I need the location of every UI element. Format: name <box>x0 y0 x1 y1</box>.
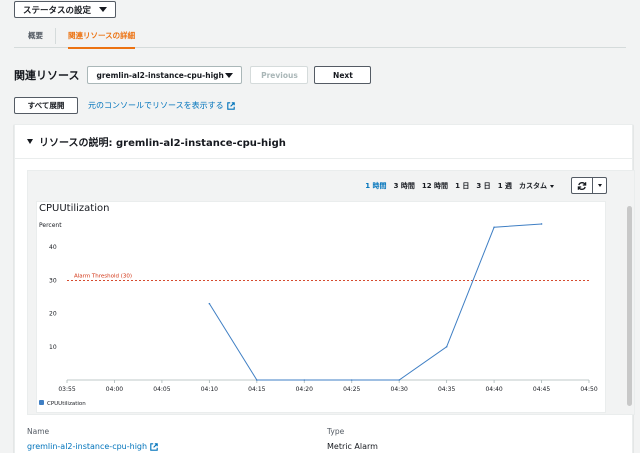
related-resource-row: 関連リソース gremlin-al2-instance-cpu-high Pre… <box>14 66 372 84</box>
y-axis-label: Percent <box>39 222 62 229</box>
caret-down-icon <box>597 184 602 187</box>
data-point <box>445 346 448 348</box>
time-range-1w[interactable]: 1 週 <box>498 181 512 191</box>
data-point <box>256 379 258 381</box>
view-in-console-label: 元のコンソールでリソースを表示する <box>88 101 224 110</box>
x-tick-label: 04:20 <box>296 386 313 393</box>
related-resource-label: 関連リソース <box>14 69 80 82</box>
time-range-12h[interactable]: 12 時間 <box>422 181 448 191</box>
detail-type-value: Metric Alarm <box>327 442 378 451</box>
tab-bar: 概要 関連リソースの詳細 <box>14 24 626 49</box>
data-point <box>303 379 306 381</box>
chart-scrollbar[interactable] <box>627 206 632 406</box>
data-point <box>540 223 543 225</box>
series-line-cpuutilization <box>208 223 542 381</box>
resource-name-value: gremlin-al2-instance-cpu-high <box>27 442 148 451</box>
external-link-icon <box>150 442 158 451</box>
refresh-icon <box>577 181 587 190</box>
legend-swatch <box>39 400 44 405</box>
time-range-1d[interactable]: 1 日 <box>455 181 469 191</box>
expand-row: すべて展開 元のコンソールでリソースを表示する <box>14 97 235 114</box>
legend-label: CPUUtilization <box>47 401 86 407</box>
cpu-utilization-chart: CPUUtilization Percent 10 20 30 40 03:55 04:00 0… <box>36 201 606 413</box>
alarm-threshold-label: Alarm Threshold (30) <box>74 273 132 279</box>
detail-name-label: Name <box>27 427 50 436</box>
x-tick-label: 04:25 <box>343 386 360 393</box>
metric-chart-container: 1 時間 3 時間 12 時間 1 日 3 日 1 週 カスタム CPUUtil… <box>27 170 635 415</box>
tab-overview[interactable]: 概要 <box>14 24 55 48</box>
refresh-options-button[interactable] <box>593 177 607 194</box>
previous-button[interactable]: Previous <box>250 66 309 84</box>
panel-title: リソースの説明: gremlin-al2-instance-cpu-high <box>39 138 286 149</box>
time-range-custom[interactable]: カスタム <box>519 181 554 191</box>
x-tick-label: 04:05 <box>153 386 170 393</box>
detail-name: Name gremlin-al2-instance-cpu-high <box>27 427 327 451</box>
y-tick-label: 20 <box>49 311 57 318</box>
x-tick-label: 04:15 <box>248 386 265 393</box>
x-tick-label: 04:30 <box>391 386 408 393</box>
time-range-3h[interactable]: 3 時間 <box>394 181 415 191</box>
y-tick-label: 10 <box>49 344 57 351</box>
x-tick-label: 04:00 <box>106 386 123 393</box>
resource-name-link[interactable]: gremlin-al2-instance-cpu-high <box>27 442 327 451</box>
resource-select-value: gremlin-al2-instance-cpu-high <box>96 70 224 80</box>
refresh-group <box>571 177 607 194</box>
time-range-custom-label: カスタム <box>519 182 547 190</box>
x-tick-label: 04:40 <box>485 386 502 393</box>
external-link-icon <box>226 101 235 110</box>
expand-all-button[interactable]: すべて展開 <box>14 97 78 114</box>
caret-down-icon <box>550 184 554 188</box>
data-point <box>398 379 400 381</box>
x-tick-label: 04:45 <box>533 386 550 393</box>
x-tick-label: 04:50 <box>580 386 597 393</box>
status-settings-label: ステータスの設定 <box>23 5 92 16</box>
data-point <box>350 379 353 381</box>
chart-title: CPUUtilization <box>39 203 109 214</box>
status-settings-button[interactable]: ステータスの設定 <box>14 1 117 18</box>
caret-down-icon <box>99 7 108 12</box>
data-point <box>493 226 495 229</box>
detail-type: Type Metric Alarm <box>327 427 627 451</box>
detail-type-label: Type <box>327 427 345 436</box>
time-range-1h[interactable]: 1 時間 <box>365 181 386 191</box>
collapse-icon <box>27 139 33 144</box>
time-range-selector: 1 時間 3 時間 12 時間 1 日 3 日 1 週 カスタム <box>365 181 554 191</box>
time-range-3d[interactable]: 3 日 <box>476 181 490 191</box>
x-tick-label: 04:10 <box>201 386 218 393</box>
y-tick-label: 40 <box>49 244 57 251</box>
next-button[interactable]: Next <box>314 66 372 84</box>
view-in-console-link[interactable]: 元のコンソールでリソースを表示する <box>88 100 235 111</box>
tab-related-resource-details[interactable]: 関連リソースの詳細 <box>56 24 147 49</box>
y-tick-label: 30 <box>49 277 57 284</box>
x-tick-label: 03:55 <box>58 386 75 393</box>
x-tick-label: 04:35 <box>438 386 455 393</box>
data-point <box>208 302 211 305</box>
panel-header[interactable]: リソースの説明: gremlin-al2-instance-cpu-high <box>15 125 632 159</box>
resource-details: Name gremlin-al2-instance-cpu-high Type … <box>27 427 627 451</box>
chart-svg: CPUUtilization Percent 10 20 30 40 03:55 04:00 0… <box>39 203 598 407</box>
resource-description-panel: リソースの説明: gremlin-al2-instance-cpu-high 1… <box>14 124 635 453</box>
caret-down-icon <box>225 72 234 78</box>
refresh-button[interactable] <box>571 177 593 194</box>
resource-select[interactable]: gremlin-al2-instance-cpu-high <box>87 66 243 84</box>
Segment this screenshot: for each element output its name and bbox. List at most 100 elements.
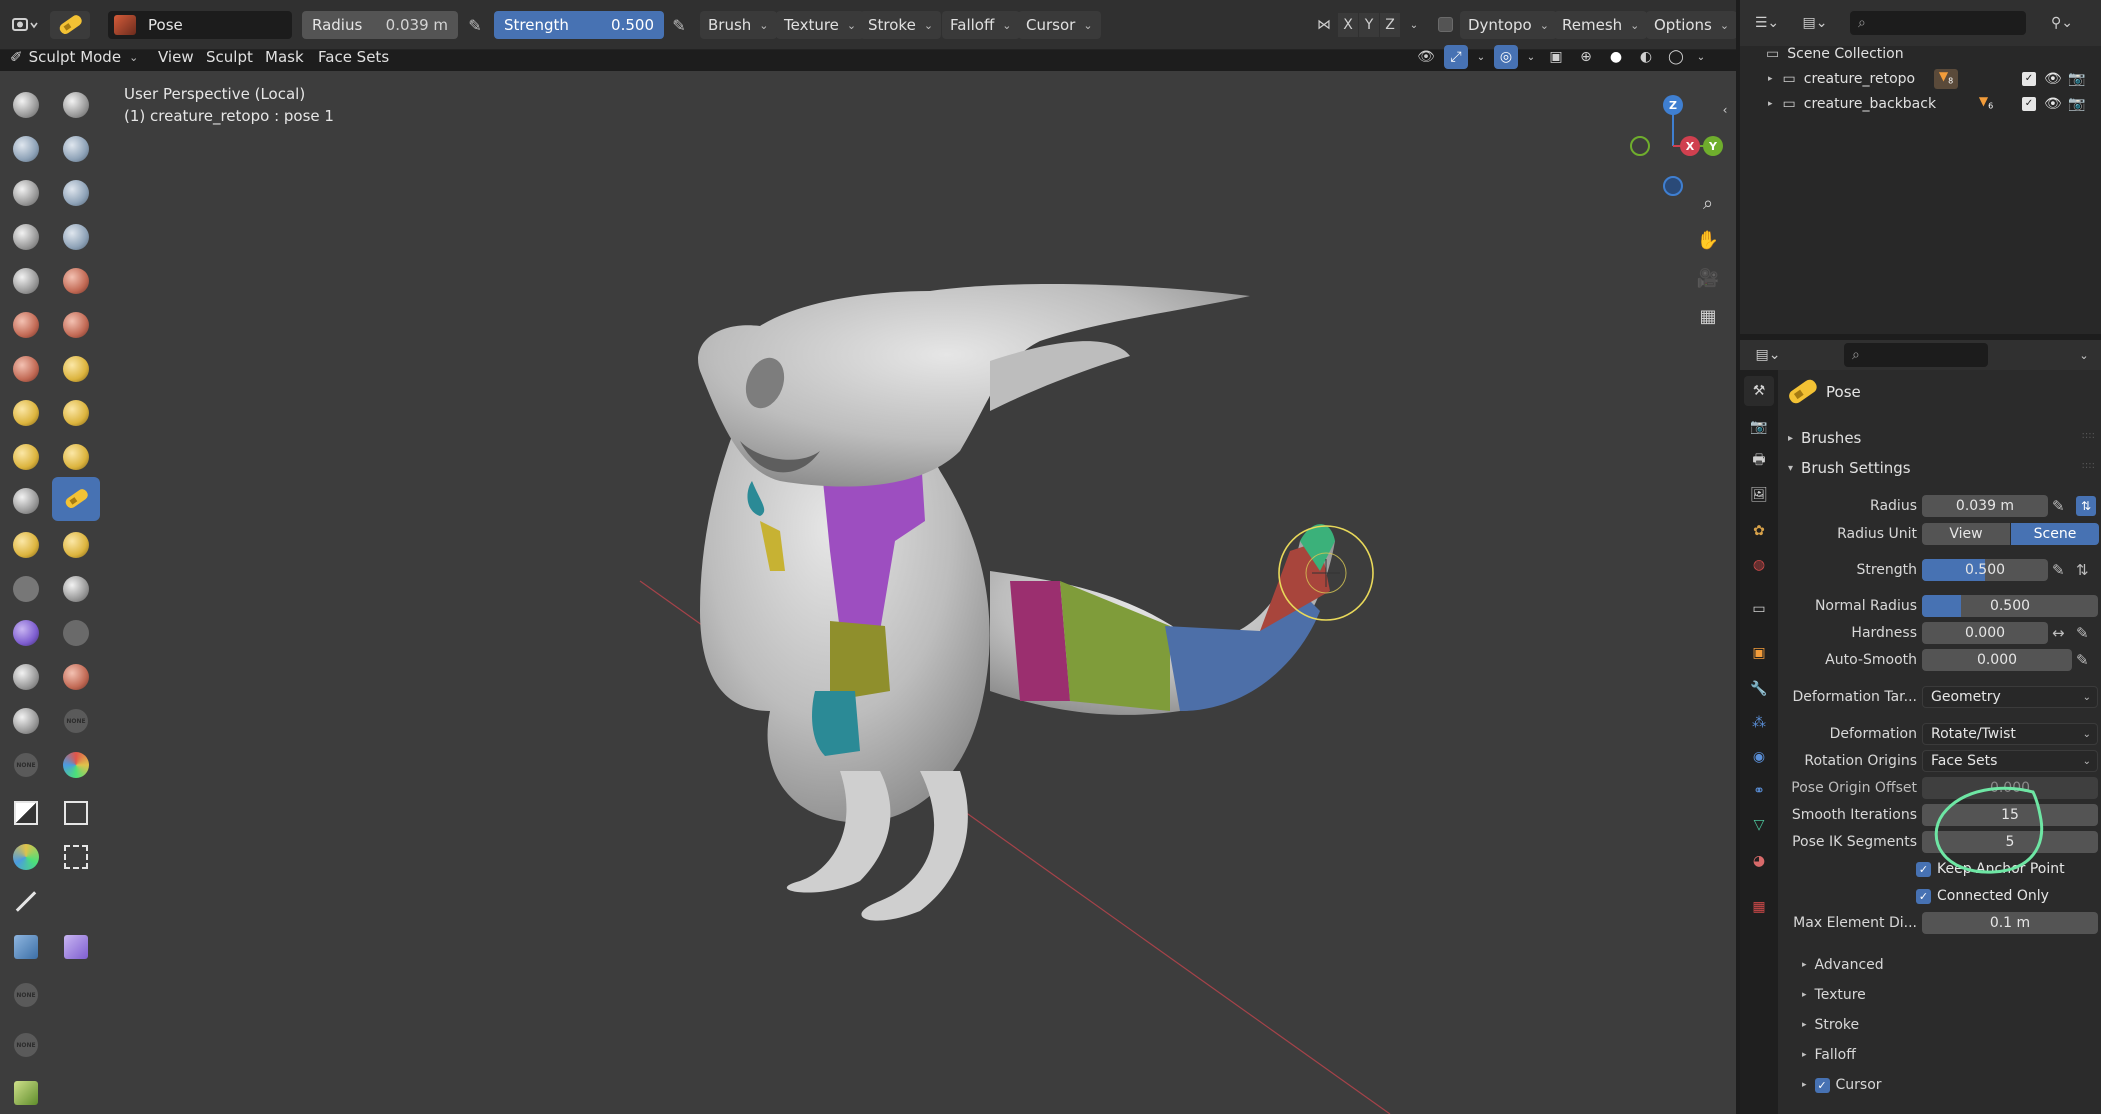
- tool-tab-icon[interactable]: ⚒: [1744, 376, 1774, 406]
- falloff-menu[interactable]: Falloff ⌄: [942, 11, 1020, 39]
- orthographic-grid-icon[interactable]: ▦: [1693, 301, 1723, 331]
- material-tab-icon[interactable]: ◕: [1744, 846, 1774, 876]
- auto-smooth-pressure-icon[interactable]: ✎: [2076, 651, 2089, 669]
- clay-strips-brush-tool[interactable]: [56, 129, 96, 169]
- thumb-brush-tool[interactable]: [56, 437, 96, 477]
- stroke-menu[interactable]: Stroke ⌄: [860, 11, 942, 39]
- filter-icon[interactable]: ⚲⌄: [2042, 11, 2082, 35]
- draw-face-sets-tool[interactable]: [6, 657, 46, 697]
- gizmo-options-icon[interactable]: ⌄: [1474, 45, 1488, 69]
- collection-tab-icon[interactable]: ▭: [1744, 594, 1774, 624]
- exclude-checkbox[interactable]: ✓: [2022, 97, 2036, 111]
- cursor-checkbox[interactable]: ✓: [1814, 1077, 1830, 1093]
- data-tab-icon[interactable]: ▽: [1744, 810, 1774, 840]
- brush-settings-panel-header[interactable]: ▾ Brush Settings: [1788, 456, 1911, 480]
- symmetry-options-icon[interactable]: ⌄: [1402, 13, 1426, 37]
- fill-brush-tool[interactable]: [6, 305, 46, 345]
- mode-dropdown[interactable]: ✐ Sculpt Mode ⌄: [4, 43, 142, 71]
- inflate-brush-tool[interactable]: [56, 173, 96, 213]
- strength-field[interactable]: 0.500: [1922, 559, 2048, 581]
- rendered-shading-icon[interactable]: ◯: [1664, 45, 1688, 69]
- draw-brush-tool[interactable]: [6, 85, 46, 125]
- render-camera-icon[interactable]: 📷: [2068, 96, 2085, 112]
- editor-type-icon[interactable]: [6, 11, 44, 39]
- output-tab-icon[interactable]: 🖶: [1744, 446, 1774, 476]
- strength-slider[interactable]: Strength 0.500: [494, 11, 664, 39]
- max-element-distance-field[interactable]: 0.1 m: [1922, 912, 2098, 934]
- wireframe-shading-icon[interactable]: ⊕: [1574, 45, 1598, 69]
- scene-tab-icon[interactable]: ✿: [1744, 516, 1774, 546]
- view-menu[interactable]: View: [158, 43, 194, 71]
- active-tool-icon[interactable]: [50, 11, 90, 39]
- empty-brush-slot-2[interactable]: NONE: [6, 745, 46, 785]
- radius-pressure-icon[interactable]: ✎: [464, 15, 486, 37]
- texture-menu[interactable]: Texture ⌄: [776, 11, 865, 39]
- annotate-tool[interactable]: [6, 1073, 46, 1113]
- mirror-y-toggle[interactable]: Y: [1359, 13, 1379, 37]
- multiplane-scrape-brush-tool[interactable]: [6, 349, 46, 389]
- elastic-deform-brush-tool[interactable]: [56, 393, 96, 433]
- strength-pressure-icon[interactable]: ✎: [2052, 561, 2065, 579]
- gizmo-neg-z-axis[interactable]: [1663, 176, 1683, 196]
- strength-unified-icon[interactable]: ⇅: [2076, 561, 2089, 579]
- mirror-z-toggle[interactable]: Z: [1380, 13, 1400, 37]
- gizmo-x-axis[interactable]: X: [1680, 136, 1700, 156]
- sidebar-toggle-icon[interactable]: ‹: [1716, 95, 1734, 125]
- render-camera-icon[interactable]: 📷: [2068, 71, 2085, 87]
- radius-unit-view[interactable]: View: [1922, 523, 2010, 545]
- smooth-brush-tool[interactable]: [6, 261, 46, 301]
- remesh-menu[interactable]: Remesh ⌄: [1554, 11, 1648, 39]
- symmetry-icon[interactable]: ⋈: [1312, 13, 1336, 37]
- box-face-set-tool[interactable]: [6, 837, 46, 877]
- mirror-x-toggle[interactable]: X: [1338, 13, 1358, 37]
- 3d-viewport[interactable]: User Perspective (Local) (1) creature_re…: [0, 71, 1736, 1114]
- visibility-eye-icon[interactable]: 👁: [2044, 71, 2062, 87]
- visibility-icon[interactable]: 👁: [1414, 45, 1438, 69]
- camera-view-icon[interactable]: 🎥: [1693, 263, 1723, 293]
- modifiers-tab-icon[interactable]: 🔧: [1744, 674, 1774, 704]
- rotation-origins-dropdown[interactable]: Face Sets ⌄: [1922, 750, 2098, 772]
- multires-displacement-smear-tool[interactable]: [6, 701, 46, 741]
- gizmo-toggle-icon[interactable]: ⤢: [1444, 45, 1468, 69]
- material-shading-icon[interactable]: ◐: [1634, 45, 1658, 69]
- scene-collection-row[interactable]: ▭ Scene Collection: [1740, 41, 2101, 67]
- visibility-eye-icon[interactable]: 👁: [2044, 96, 2062, 112]
- clay-brush-tool[interactable]: [6, 129, 46, 169]
- box-trim-tool[interactable]: [56, 837, 96, 877]
- advanced-subpanel[interactable]: ▸ Advanced: [1802, 953, 1884, 977]
- mesh-filter-tool[interactable]: [6, 927, 46, 967]
- line-project-tool[interactable]: [6, 881, 46, 921]
- particles-tab-icon[interactable]: ⁂: [1744, 708, 1774, 738]
- outliner-item-creature-retopo[interactable]: ▸ ▭ creature_retopo ▼8 ✓ 👁 📷: [1740, 66, 2101, 92]
- pose-brush-tool[interactable]: [52, 477, 100, 521]
- mask-menu[interactable]: Mask: [265, 43, 304, 71]
- face-sets-menu[interactable]: Face Sets: [318, 43, 389, 71]
- overlays-options-icon[interactable]: ⌄: [1524, 45, 1538, 69]
- empty-brush-slot-1[interactable]: NONE: [56, 701, 96, 741]
- texture-subpanel[interactable]: ▸ Texture: [1802, 983, 1866, 1007]
- cursor-menu[interactable]: Cursor ⌄: [1018, 11, 1101, 39]
- hardness-field[interactable]: 0.000: [1922, 622, 2048, 644]
- crease-brush-tool[interactable]: [56, 217, 96, 257]
- box-hide-tool[interactable]: [56, 793, 96, 833]
- rotate-brush-tool[interactable]: [6, 481, 46, 521]
- radius-unit-scene[interactable]: Scene: [2011, 523, 2099, 545]
- radius-pressure-icon[interactable]: ✎: [2052, 497, 2065, 515]
- shading-options-icon[interactable]: ⌄: [1694, 45, 1708, 69]
- strength-pressure-icon[interactable]: ✎: [668, 15, 690, 37]
- zoom-icon[interactable]: ⌕: [1693, 188, 1723, 218]
- xray-icon[interactable]: ▣: [1544, 45, 1568, 69]
- stroke-subpanel[interactable]: ▸ Stroke: [1802, 1013, 1859, 1037]
- render-tab-icon[interactable]: 📷: [1744, 412, 1774, 442]
- invert-hardness-icon[interactable]: ↔: [2052, 624, 2065, 642]
- hardness-pressure-icon[interactable]: ✎: [2076, 624, 2089, 642]
- dyntopo-checkbox[interactable]: [1438, 17, 1453, 32]
- constraints-tab-icon[interactable]: ⚭: [1744, 776, 1774, 806]
- view-layer-tab-icon[interactable]: 🖼: [1744, 480, 1774, 510]
- snake-hook-brush-tool[interactable]: [6, 437, 46, 477]
- properties-options-icon[interactable]: ⌄: [2072, 343, 2096, 367]
- cloth-brush-tool[interactable]: [56, 569, 96, 609]
- texture-tab-icon[interactable]: ▦: [1744, 892, 1774, 922]
- expand-arrow-icon[interactable]: ▸: [1768, 74, 1773, 84]
- draw-sharp-brush-tool[interactable]: [56, 85, 96, 125]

▸ **AIM**
Copy out every line of the material above that contains the string "checkbox".

▸ **THE RESPONSE**
- exclude-checkbox[interactable]: ✓: [2022, 97, 2036, 111]
- cursor-checkbox[interactable]: ✓: [1814, 1077, 1830, 1093]
- dyntopo-checkbox[interactable]: [1438, 17, 1453, 32]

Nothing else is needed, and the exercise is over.